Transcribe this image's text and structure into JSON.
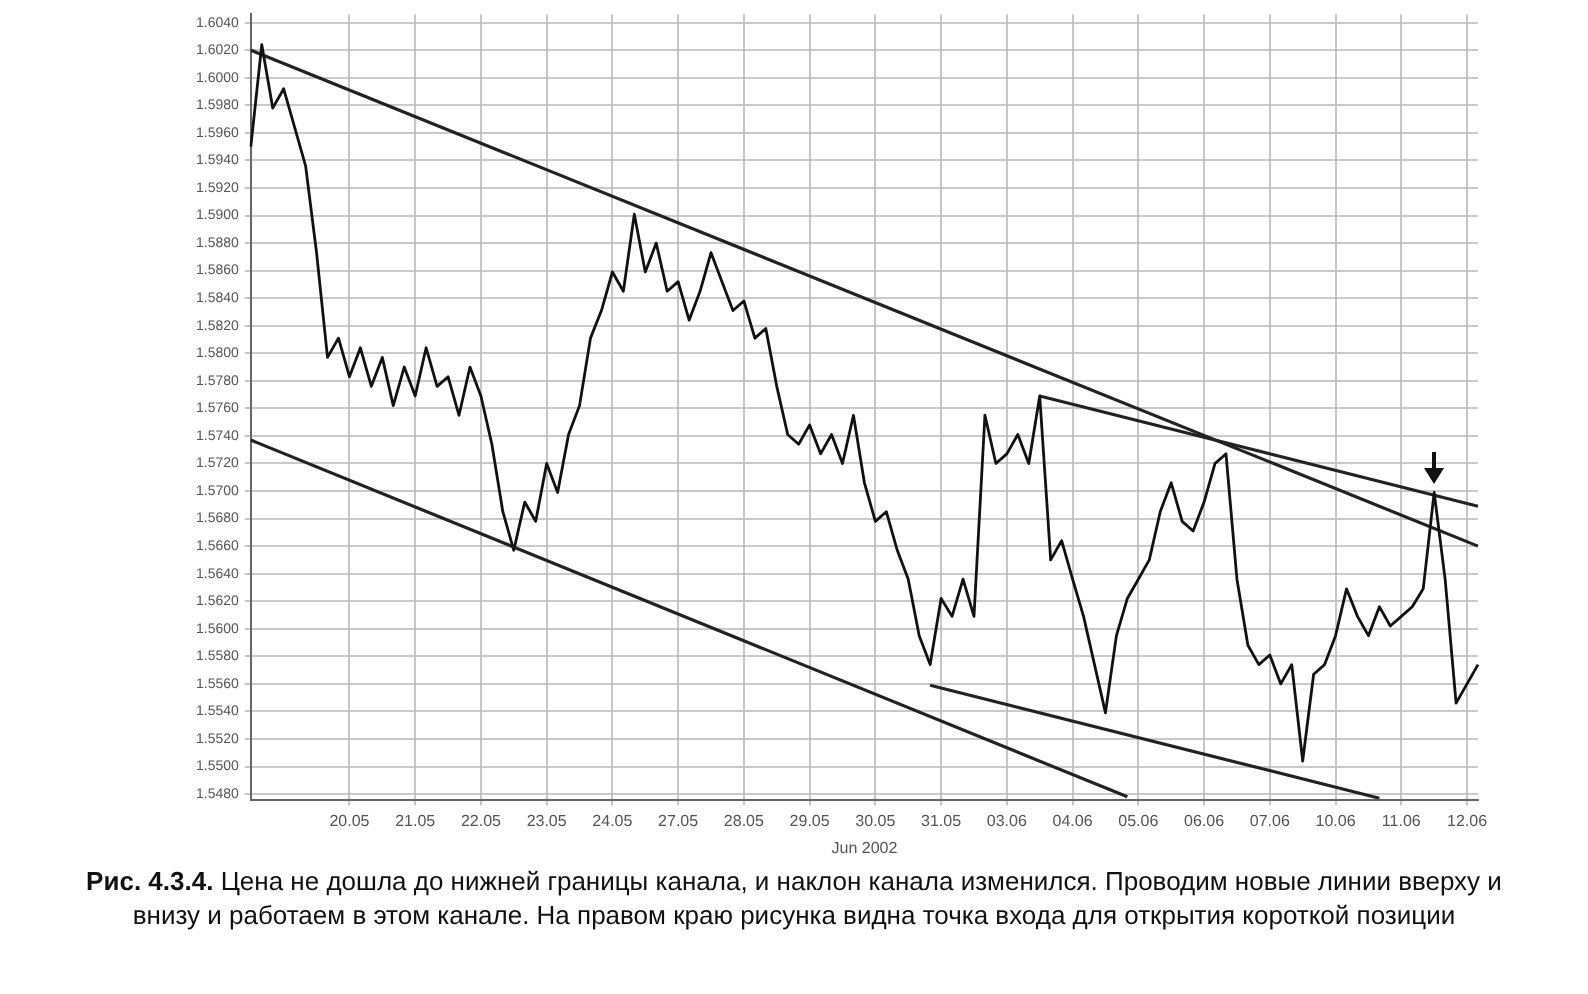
{
  "chart_data": {
    "type": "line",
    "xlabel": "Jun 2002",
    "annotations": [
      "Рис. 4.3.4.",
      "Цена не дошла до нижней границы канала, и наклон канала изменился. Проводим новые линии вверху и внизу и работаем в этом канале. На правом краю рисунка видна точка входа для открытия короткой позиции"
    ],
    "categories": [
      null,
      null,
      null,
      null,
      null,
      null,
      null,
      null,
      null,
      "20.05",
      null,
      null,
      null,
      null,
      null,
      "21.05",
      null,
      null,
      null,
      null,
      null,
      "22.05",
      null,
      null,
      null,
      null,
      null,
      "23.05",
      null,
      null,
      null,
      null,
      null,
      "24.05",
      null,
      null,
      null,
      null,
      null,
      "27.05",
      null,
      null,
      null,
      null,
      null,
      "28.05",
      null,
      null,
      null,
      null,
      null,
      "29.05",
      null,
      null,
      null,
      null,
      null,
      "30.05",
      null,
      null,
      null,
      null,
      null,
      "31.05",
      null,
      null,
      null,
      null,
      null,
      "03.06",
      null,
      null,
      null,
      null,
      null,
      "04.06",
      null,
      null,
      null,
      null,
      null,
      "05.06",
      null,
      null,
      null,
      null,
      null,
      "06.06",
      null,
      null,
      null,
      null,
      null,
      "07.06",
      null,
      null,
      null,
      null,
      null,
      "10.06",
      null,
      null,
      null,
      null,
      null,
      "11.06",
      null,
      null,
      null,
      null,
      null,
      "12.06",
      null
    ],
    "ylim": [
      1.5476,
      1.6046
    ],
    "yticks": [
      {
        "value": 1.548,
        "label": "1.5480"
      },
      {
        "value": 1.55,
        "label": "1.5500"
      },
      {
        "value": 1.552,
        "label": "1.5520"
      },
      {
        "value": 1.554,
        "label": "1.5540"
      },
      {
        "value": 1.556,
        "label": "1.5560"
      },
      {
        "value": 1.558,
        "label": "1.5580"
      },
      {
        "value": 1.56,
        "label": "1.5600"
      },
      {
        "value": 1.562,
        "label": "1.5620"
      },
      {
        "value": 1.564,
        "label": "1.5640"
      },
      {
        "value": 1.566,
        "label": "1.5660"
      },
      {
        "value": 1.568,
        "label": "1.5680"
      },
      {
        "value": 1.57,
        "label": "1.5700"
      },
      {
        "value": 1.572,
        "label": "1.5720"
      },
      {
        "value": 1.574,
        "label": "1.5740"
      },
      {
        "value": 1.576,
        "label": "1.5760"
      },
      {
        "value": 1.578,
        "label": "1.5780"
      },
      {
        "value": 1.58,
        "label": "1.5800"
      },
      {
        "value": 1.582,
        "label": "1.5820"
      },
      {
        "value": 1.584,
        "label": "1.5840"
      },
      {
        "value": 1.586,
        "label": "1.5860"
      },
      {
        "value": 1.588,
        "label": "1.5880"
      },
      {
        "value": 1.59,
        "label": "1.5900"
      },
      {
        "value": 1.592,
        "label": "1.5920"
      },
      {
        "value": 1.594,
        "label": "1.5940"
      },
      {
        "value": 1.596,
        "label": "1.5960"
      },
      {
        "value": 1.598,
        "label": "1.5980"
      },
      {
        "value": 1.6,
        "label": "1.6000"
      },
      {
        "value": 1.602,
        "label": "1.6020"
      },
      {
        "value": 1.604,
        "label": "1.6040"
      }
    ],
    "grid": true,
    "legend": false,
    "marker": "none",
    "line_style": "solid",
    "series": [
      {
        "color": "#111111",
        "values": [
          1.595,
          1.6024,
          1.5978,
          1.5992,
          1.5964,
          1.5936,
          1.5873,
          1.5797,
          1.5811,
          1.5783,
          1.5804,
          1.5776,
          1.5797,
          1.5762,
          1.579,
          1.5769,
          1.5804,
          1.5776,
          1.5783,
          1.5755,
          1.579,
          1.5769,
          1.5734,
          1.5685,
          1.5657,
          1.5692,
          1.5678,
          1.572,
          1.5699,
          1.5741,
          1.5762,
          1.5811,
          1.5831,
          1.5859,
          1.5845,
          1.5901,
          1.5859,
          1.588,
          1.5845,
          1.5852,
          1.5824,
          1.5845,
          1.5873,
          1.5852,
          1.5831,
          1.5838,
          1.5811,
          1.5818,
          1.5776,
          1.5741,
          1.5734,
          1.5748,
          1.5727,
          1.5741,
          1.572,
          1.5755,
          1.5706,
          1.5678,
          1.5685,
          1.5657,
          1.5636,
          1.5595,
          1.5574,
          1.5622,
          1.5609,
          1.5636,
          1.5609,
          1.5755,
          1.572,
          1.5727,
          1.5741,
          1.572,
          1.5769,
          1.565,
          1.5664,
          1.5636,
          1.5609,
          1.5574,
          1.5539,
          1.5595,
          1.5622,
          1.5636,
          1.565,
          1.5685,
          1.5706,
          1.5678,
          1.5671,
          1.5692,
          1.572,
          1.5727,
          1.5636,
          1.5588,
          1.5574,
          1.5581,
          1.556,
          1.5574,
          1.5504,
          1.5567,
          1.5574,
          1.5595,
          1.5629,
          1.5609,
          1.5595,
          1.5616,
          1.5602,
          1.5609,
          1.5616,
          1.5629,
          1.5699,
          1.5636,
          1.5546,
          1.556,
          1.5574
        ]
      },
      {
        "color": "#222222",
        "values": [
          1.602,
          null,
          null,
          null,
          null,
          null,
          null,
          null,
          null,
          null,
          null,
          null,
          null,
          null,
          null,
          null,
          null,
          null,
          null,
          null,
          null,
          null,
          null,
          null,
          null,
          null,
          null,
          null,
          null,
          null,
          null,
          null,
          null,
          null,
          null,
          null,
          null,
          null,
          null,
          null,
          null,
          null,
          null,
          null,
          null,
          null,
          null,
          null,
          null,
          null,
          null,
          null,
          null,
          null,
          null,
          null,
          null,
          null,
          null,
          null,
          null,
          null,
          null,
          null,
          null,
          null,
          null,
          null,
          null,
          null,
          null,
          null,
          null,
          null,
          null,
          null,
          null,
          null,
          null,
          null,
          null,
          null,
          null,
          null,
          null,
          null,
          null,
          null,
          null,
          null,
          null,
          null,
          null,
          null,
          null,
          null,
          null,
          null,
          null,
          null,
          null,
          null,
          null,
          null,
          null,
          null,
          null,
          null,
          null,
          null,
          null,
          null,
          1.566
        ]
      },
      {
        "color": "#222222",
        "values": [
          1.5737,
          null,
          null,
          null,
          null,
          null,
          null,
          null,
          null,
          null,
          null,
          null,
          null,
          null,
          null,
          null,
          null,
          null,
          null,
          null,
          null,
          null,
          null,
          null,
          null,
          null,
          null,
          null,
          null,
          null,
          null,
          null,
          null,
          null,
          null,
          null,
          null,
          null,
          null,
          null,
          null,
          null,
          null,
          null,
          null,
          null,
          null,
          null,
          null,
          null,
          null,
          null,
          null,
          null,
          null,
          null,
          null,
          null,
          null,
          null,
          null,
          null,
          null,
          null,
          null,
          null,
          null,
          null,
          null,
          null,
          null,
          null,
          null,
          null,
          null,
          null,
          null,
          null,
          null,
          null,
          1.5478,
          null,
          null,
          null,
          null,
          null,
          null,
          null,
          null,
          null,
          null,
          null,
          null,
          null,
          null,
          null,
          null,
          null,
          null,
          null,
          null,
          null,
          null,
          null,
          null,
          null,
          null,
          null,
          null,
          null,
          null,
          null,
          null
        ]
      },
      {
        "color": "#222222",
        "values": [
          null,
          null,
          null,
          null,
          null,
          null,
          null,
          null,
          null,
          null,
          null,
          null,
          null,
          null,
          null,
          null,
          null,
          null,
          null,
          null,
          null,
          null,
          null,
          null,
          null,
          null,
          null,
          null,
          null,
          null,
          null,
          null,
          null,
          null,
          null,
          null,
          null,
          null,
          null,
          null,
          null,
          null,
          null,
          null,
          null,
          null,
          null,
          null,
          null,
          null,
          null,
          null,
          null,
          null,
          null,
          null,
          null,
          null,
          null,
          null,
          null,
          null,
          null,
          null,
          null,
          null,
          null,
          null,
          null,
          null,
          null,
          null,
          1.5769,
          null,
          null,
          null,
          null,
          null,
          null,
          null,
          null,
          null,
          null,
          null,
          null,
          null,
          null,
          null,
          null,
          null,
          null,
          null,
          null,
          null,
          null,
          null,
          null,
          null,
          null,
          null,
          null,
          null,
          null,
          null,
          null,
          null,
          null,
          null,
          null,
          null,
          null,
          null,
          1.5689
        ]
      },
      {
        "color": "#222222",
        "values": [
          null,
          null,
          null,
          null,
          null,
          null,
          null,
          null,
          null,
          null,
          null,
          null,
          null,
          null,
          null,
          null,
          null,
          null,
          null,
          null,
          null,
          null,
          null,
          null,
          null,
          null,
          null,
          null,
          null,
          null,
          null,
          null,
          null,
          null,
          null,
          null,
          null,
          null,
          null,
          null,
          null,
          null,
          null,
          null,
          null,
          null,
          null,
          null,
          null,
          null,
          null,
          null,
          null,
          null,
          null,
          null,
          null,
          null,
          null,
          null,
          null,
          null,
          1.5559,
          null,
          null,
          null,
          null,
          null,
          null,
          null,
          null,
          null,
          null,
          null,
          null,
          null,
          null,
          null,
          null,
          null,
          null,
          null,
          null,
          null,
          null,
          null,
          null,
          null,
          null,
          null,
          null,
          null,
          null,
          null,
          null,
          null,
          null,
          null,
          null,
          null,
          null,
          null,
          null,
          1.5477,
          null,
          null,
          null,
          null,
          null,
          null,
          null,
          null,
          null
        ]
      }
    ]
  }
}
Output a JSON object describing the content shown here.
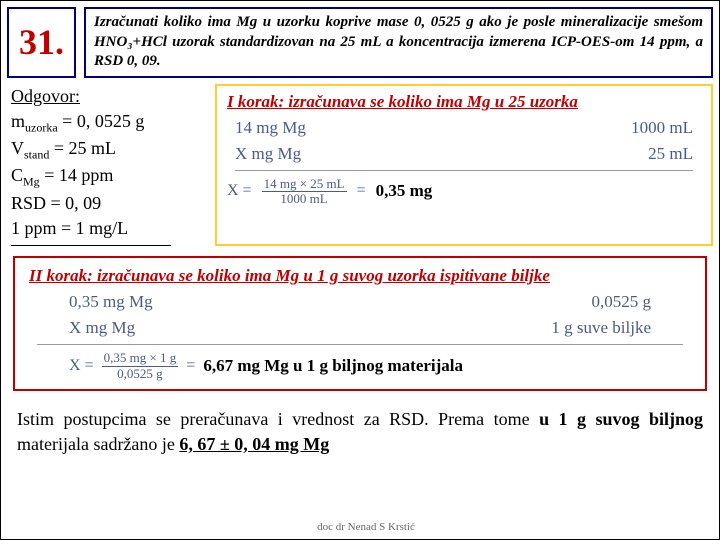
###
> [The task]: Pull out each line of the records holding the string "JSON".

> [The completed task]:
Transcribe this image's text and structure into JSON.
Output a JSON object describing the content shown here.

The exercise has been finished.